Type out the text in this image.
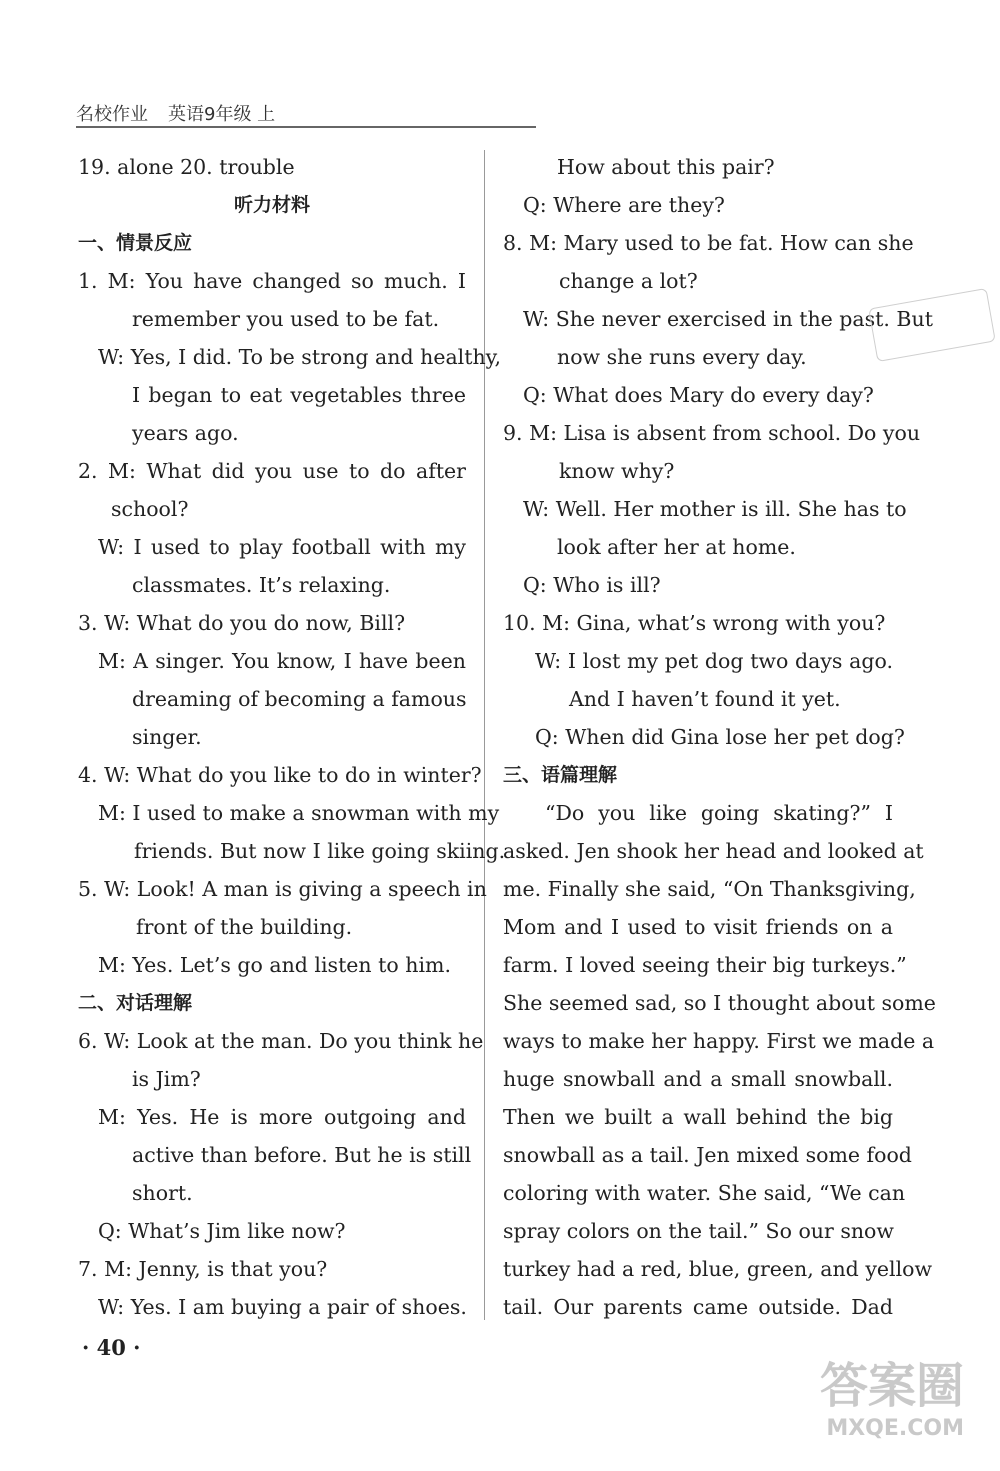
名校作业 英语9年级 上
19. alone 20. trouble
听力材料
一、情景反应
1. M: You have changed so much. I
remember you used to be fat.
W: Yes, I did. To be strong and healthy,
I began to eat vegetables three
years ago.
2. M: What did you use to do after
school?
W: I used to play football with my
classmates. It’s relaxing.
3. W: What do you do now, Bill?
M: A singer. You know, I have been
dreaming of becoming a famous
singer.
4. W: What do you like to do in winter?
M: I used to make a snowman with my
friends. But now I like going skiing.
5. W: Look! A man is giving a speech in
front of the building.
M: Yes. Let’s go and listen to him.
二、对话理解
6. W: Look at the man. Do you think he
is Jim?
M: Yes. He is more outgoing and
active than before. But he is still
short.
Q: What’s Jim like now?
7. M: Jenny, is that you?
W: Yes. I am buying a pair of shoes.
How about this pair?
Q: Where are they?
8. M: Mary used to be fat. How can she
change a lot?
W: She never exercised in the past. But
now she runs every day.
Q: What does Mary do every day?
9. M: Lisa is absent from school. Do you
know why?
W: Well. Her mother is ill. She has to
look after her at home.
Q: Who is ill?
10. M: Gina, what’s wrong with you?
W: I lost my pet dog two days ago.
And I haven’t found it yet.
Q: When did Gina lose her pet dog?
三、语篇理解
“Do you like going skating?” I
asked. Jen shook her head and looked at
me. Finally she said, “On Thanksgiving,
Mom and I used to visit friends on a
farm. I loved seeing their big turkeys.”
She seemed sad, so I thought about some
ways to make her happy. First we made a
huge snowball and a small snowball.
Then we built a wall behind the big
snowball as a tail. Jen mixed some food
coloring with water. She said, “We can
spray colors on the tail.” So our snow
turkey had a red, blue, green, and yellow
tail. Our parents came outside. Dad
· 40 ·
答案圈
MXQE.COM
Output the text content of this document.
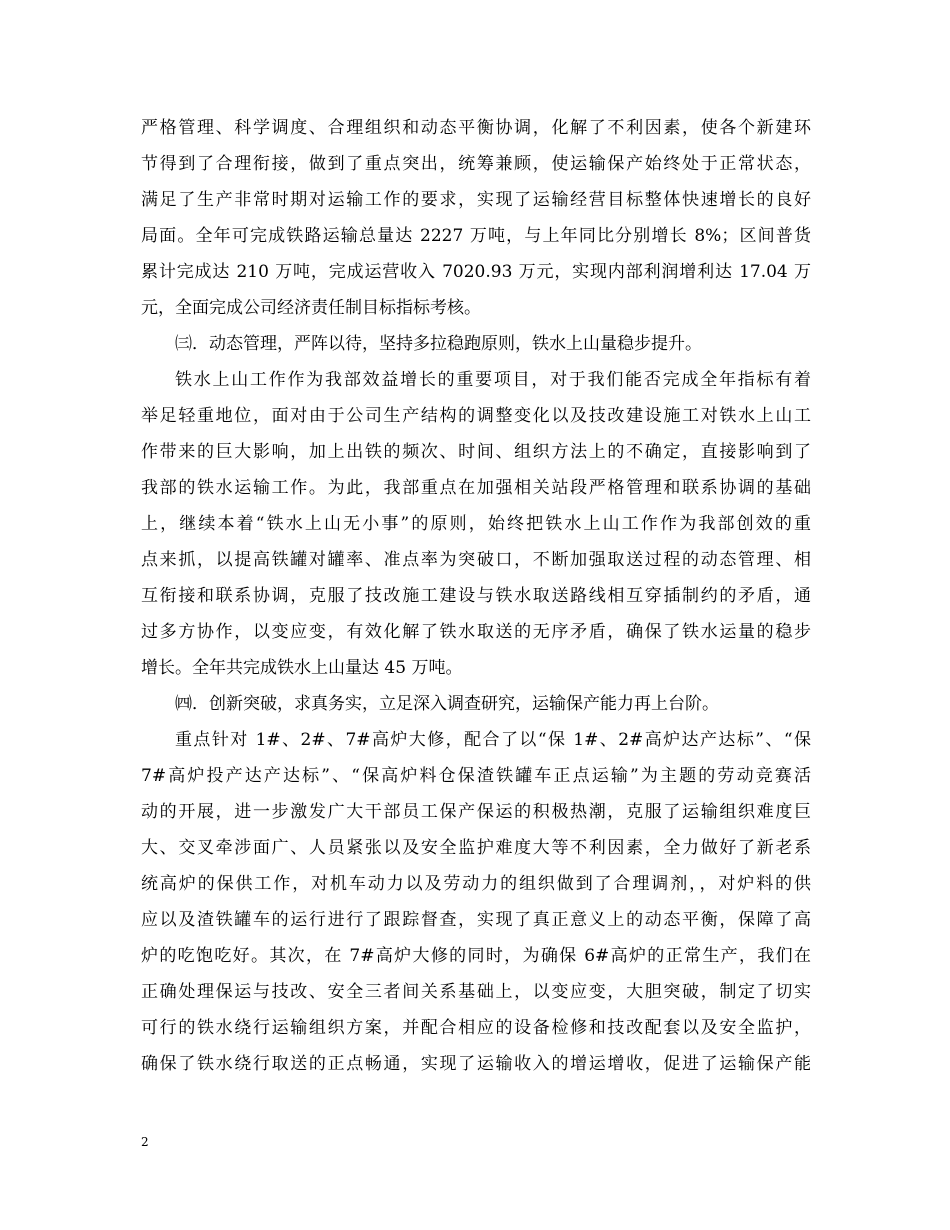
严格管理、科学调度、合理组织和动态平衡协调，化解了不利因素，使各个新建环
节得到了合理衔接，做到了重点突出，统筹兼顾，使运输保产始终处于正常状态，
满足了生产非常时期对运输工作的要求，实现了运输经营目标整体快速增长的良好
局面。全年可完成铁路运输总量达 2227 万吨，与上年同比分别增长 8%；区间普货
累计完成达 210 万吨，完成运营收入 7020.93 万元，实现内部利润增利达 17.04 万
元，全面完成公司经济责任制目标指标考核。
㈢．动态管理，严阵以待，坚持多拉稳跑原则，铁水上山量稳步提升。
铁水上山工作作为我部效益增长的重要项目，对于我们能否完成全年指标有着
举足轻重地位，面对由于公司生产结构的调整变化以及技改建设施工对铁水上山工
作带来的巨大影响，加上出铁的频次、时间、组织方法上的不确定，直接影响到了
我部的铁水运输工作。为此，我部重点在加强相关站段严格管理和联系协调的基础
上，继续本着“铁水上山无小事”的原则，始终把铁水上山工作作为我部创效的重
点来抓，以提高铁罐对罐率、准点率为突破口，不断加强取送过程的动态管理、相
互衔接和联系协调，克服了技改施工建设与铁水取送路线相互穿插制约的矛盾，通
过多方协作，以变应变，有效化解了铁水取送的无序矛盾，确保了铁水运量的稳步
增长。全年共完成铁水上山量达 45 万吨。
㈣．创新突破，求真务实，立足深入调查研究，运输保产能力再上台阶。
重点针对 1#、2#、7#高炉大修，配合了以“保 1#、2#高炉达产达标”、“保
7#高炉投产达产达标”、“保高炉料仓保渣铁罐车正点运输”为主题的劳动竞赛活
动的开展，进一步激发广大干部员工保产保运的积极热潮，克服了运输组织难度巨
大、交叉牵涉面广、人员紧张以及安全监护难度大等不利因素，全力做好了新老系
统高炉的保供工作，对机车动力以及劳动力的组织做到了合理调剂，，对炉料的供
应以及渣铁罐车的运行进行了跟踪督查，实现了真正意义上的动态平衡，保障了高
炉的吃饱吃好。其次，在 7#高炉大修的同时，为确保 6#高炉的正常生产，我们在
正确处理保运与技改、安全三者间关系基础上，以变应变，大胆突破，制定了切实
可行的铁水绕行运输组织方案，并配合相应的设备检修和技改配套以及安全监护，
确保了铁水绕行取送的正点畅通，实现了运输收入的增运增收，促进了运输保产能
2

★ ★ ★

- **Directions**: Make an exact copy of the listing above. Do not include the pictures.

- **Expected answer**:
Type out the text in this image.
名校作业 英语9年级 上
19. alone 20. trouble
听力材料
一、情景反应
1. M: You have changed so much. I
remember you used to be fat.
W: Yes, I did. To be strong and healthy,
I began to eat vegetables three
years ago.
2. M: What did you use to do after
school?
W: I used to play football with my
classmates. It’s relaxing.
3. W: What do you do now, Bill?
M: A singer. You know, I have been
dreaming of becoming a famous
singer.
4. W: What do you like to do in winter?
M: I used to make a snowman with my
friends. But now I like going skiing.
5. W: Look! A man is giving a speech in
front of the building.
M: Yes. Let’s go and listen to him.
二、对话理解
6. W: Look at the man. Do you think he
is Jim?
M: Yes. He is more outgoing and
active than before. But he is still
short.
Q: What’s Jim like now?
7. M: Jenny, is that you?
W: Yes. I am buying a pair of shoes.
How about this pair?
Q: Where are they?
8. M: Mary used to be fat. How can she
change a lot?
W: She never exercised in the past. But
now she runs every day.
Q: What does Mary do every day?
9. M: Lisa is absent from school. Do you
know why?
W: Well. Her mother is ill. She has to
look after her at home.
Q: Who is ill?
10. M: Gina, what’s wrong with you?
W: I lost my pet dog two days ago.
And I haven’t found it yet.
Q: When did Gina lose her pet dog?
三、语篇理解
“Do you like going skating?” I
asked. Jen shook her head and looked at
me. Finally she said, “On Thanksgiving,
Mom and I used to visit friends on a
farm. I loved seeing their big turkeys.”
She seemed sad, so I thought about some
ways to make her happy. First we made a
huge snowball and a small snowball.
Then we built a wall behind the big
snowball as a tail. Jen mixed some food
coloring with water. She said, “We can
spray colors on the tail.” So our snow
turkey had a red, blue, green, and yellow
tail. Our parents came outside. Dad
· 40 ·
答案圈
MXQE.COM
Output the text content of this document.
严格管理、科学调度、合理组织和动态平衡协调，化解了不利因素，使各个新建环
节得到了合理衔接，做到了重点突出，统筹兼顾，使运输保产始终处于正常状态，
满足了生产非常时期对运输工作的要求，实现了运输经营目标整体快速增长的良好
局面。全年可完成铁路运输总量达 2227 万吨，与上年同比分别增长 8%；区间普货
累计完成达 210 万吨，完成运营收入 7020.93 万元，实现内部利润增利达 17.04 万
元，全面完成公司经济责任制目标指标考核。
㈢．动态管理，严阵以待，坚持多拉稳跑原则，铁水上山量稳步提升。
铁水上山工作作为我部效益增长的重要项目，对于我们能否完成全年指标有着
举足轻重地位，面对由于公司生产结构的调整变化以及技改建设施工对铁水上山工
作带来的巨大影响，加上出铁的频次、时间、组织方法上的不确定，直接影响到了
我部的铁水运输工作。为此，我部重点在加强相关站段严格管理和联系协调的基础
上，继续本着“铁水上山无小事”的原则，始终把铁水上山工作作为我部创效的重
点来抓，以提高铁罐对罐率、准点率为突破口，不断加强取送过程的动态管理、相
互衔接和联系协调，克服了技改施工建设与铁水取送路线相互穿插制约的矛盾，通
过多方协作，以变应变，有效化解了铁水取送的无序矛盾，确保了铁水运量的稳步
增长。全年共完成铁水上山量达 45 万吨。
㈣．创新突破，求真务实，立足深入调查研究，运输保产能力再上台阶。
重点针对 1#、2#、7#高炉大修，配合了以“保 1#、2#高炉达产达标”、“保
7#高炉投产达产达标”、“保高炉料仓保渣铁罐车正点运输”为主题的劳动竞赛活
动的开展，进一步激发广大干部员工保产保运的积极热潮，克服了运输组织难度巨
大、交叉牵涉面广、人员紧张以及安全监护难度大等不利因素，全力做好了新老系
统高炉的保供工作，对机车动力以及劳动力的组织做到了合理调剂，，对炉料的供
应以及渣铁罐车的运行进行了跟踪督查，实现了真正意义上的动态平衡，保障了高
炉的吃饱吃好。其次，在 7#高炉大修的同时，为确保 6#高炉的正常生产，我们在
正确处理保运与技改、安全三者间关系基础上，以变应变，大胆突破，制定了切实
可行的铁水绕行运输组织方案，并配合相应的设备检修和技改配套以及安全监护，
确保了铁水绕行取送的正点畅通，实现了运输收入的增运增收，促进了运输保产能
2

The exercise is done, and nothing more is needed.